Exercise >>
Below are records to transcribe exactly, without their pictures.
□ □ □ □
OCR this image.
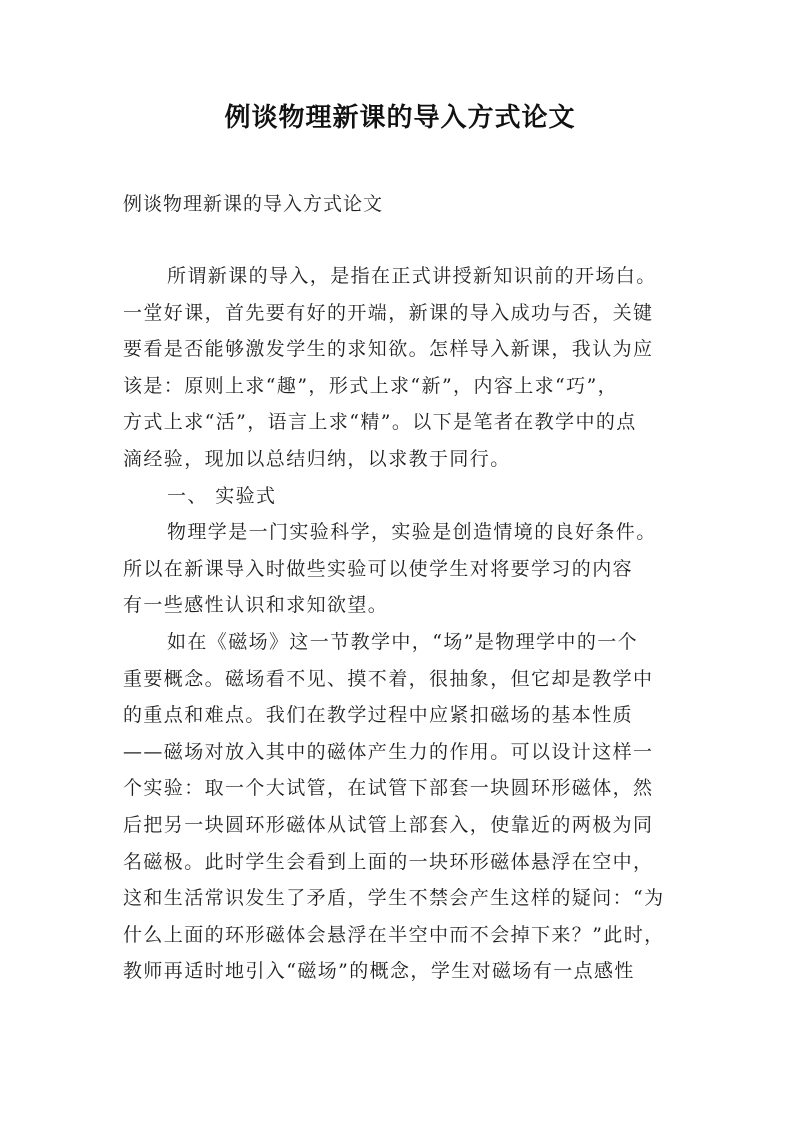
例谈物理新课的导入方式论文
例谈物理新课的导入方式论文
所谓新课的导入，是指在正式讲授新知识前的开场白。
一堂好课，首先要有好的开端，新课的导入成功与否，关键
要看是否能够激发学生的求知欲。怎样导入新课，我认为应
该是：原则上求“趣”，形式上求“新”，内容上求“巧”，
方式上求“活”，语言上求“精”。以下是笔者在教学中的点
滴经验，现加以总结归纳，以求教于同行。
一、 实验式
物理学是一门实验科学，实验是创造情境的良好条件。
所以在新课导入时做些实验可以使学生对将要学习的内容
有一些感性认识和求知欲望。
如在《磁场》这一节教学中，“场”是物理学中的一个
重要概念。磁场看不见、摸不着，很抽象，但它却是教学中
的重点和难点。我们在教学过程中应紧扣磁场的基本性质
——磁场对放入其中的磁体产生力的作用。可以设计这样一
个实验：取一个大试管，在试管下部套一块圆环形磁体，然
后把另一块圆环形磁体从试管上部套入，使靠近的两极为同
名磁极。此时学生会看到上面的一块环形磁体悬浮在空中，
这和生活常识发生了矛盾，学生不禁会产生这样的疑问：“为
什么上面的环形磁体会悬浮在半空中而不会掉下来？”此时，
教师再适时地引入“磁场”的概念，学生对磁场有一点感性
□ □ □ □
Full response >>
OCR this image.
例谈物理新课的导入方式论文
例谈物理新课的导入方式论文
所谓新课的导入，是指在正式讲授新知识前的开场白。
一堂好课，首先要有好的开端，新课的导入成功与否，关键
要看是否能够激发学生的求知欲。怎样导入新课，我认为应
该是：原则上求“趣”，形式上求“新”，内容上求“巧”，
方式上求“活”，语言上求“精”。以下是笔者在教学中的点
滴经验，现加以总结归纳，以求教于同行。
一、 实验式
物理学是一门实验科学，实验是创造情境的良好条件。
所以在新课导入时做些实验可以使学生对将要学习的内容
有一些感性认识和求知欲望。
如在《磁场》这一节教学中，“场”是物理学中的一个
重要概念。磁场看不见、摸不着，很抽象，但它却是教学中
的重点和难点。我们在教学过程中应紧扣磁场的基本性质
——磁场对放入其中的磁体产生力的作用。可以设计这样一
个实验：取一个大试管，在试管下部套一块圆环形磁体，然
后把另一块圆环形磁体从试管上部套入，使靠近的两极为同
名磁极。此时学生会看到上面的一块环形磁体悬浮在空中，
这和生活常识发生了矛盾，学生不禁会产生这样的疑问：“为
什么上面的环形磁体会悬浮在半空中而不会掉下来？”此时，
教师再适时地引入“磁场”的概念，学生对磁场有一点感性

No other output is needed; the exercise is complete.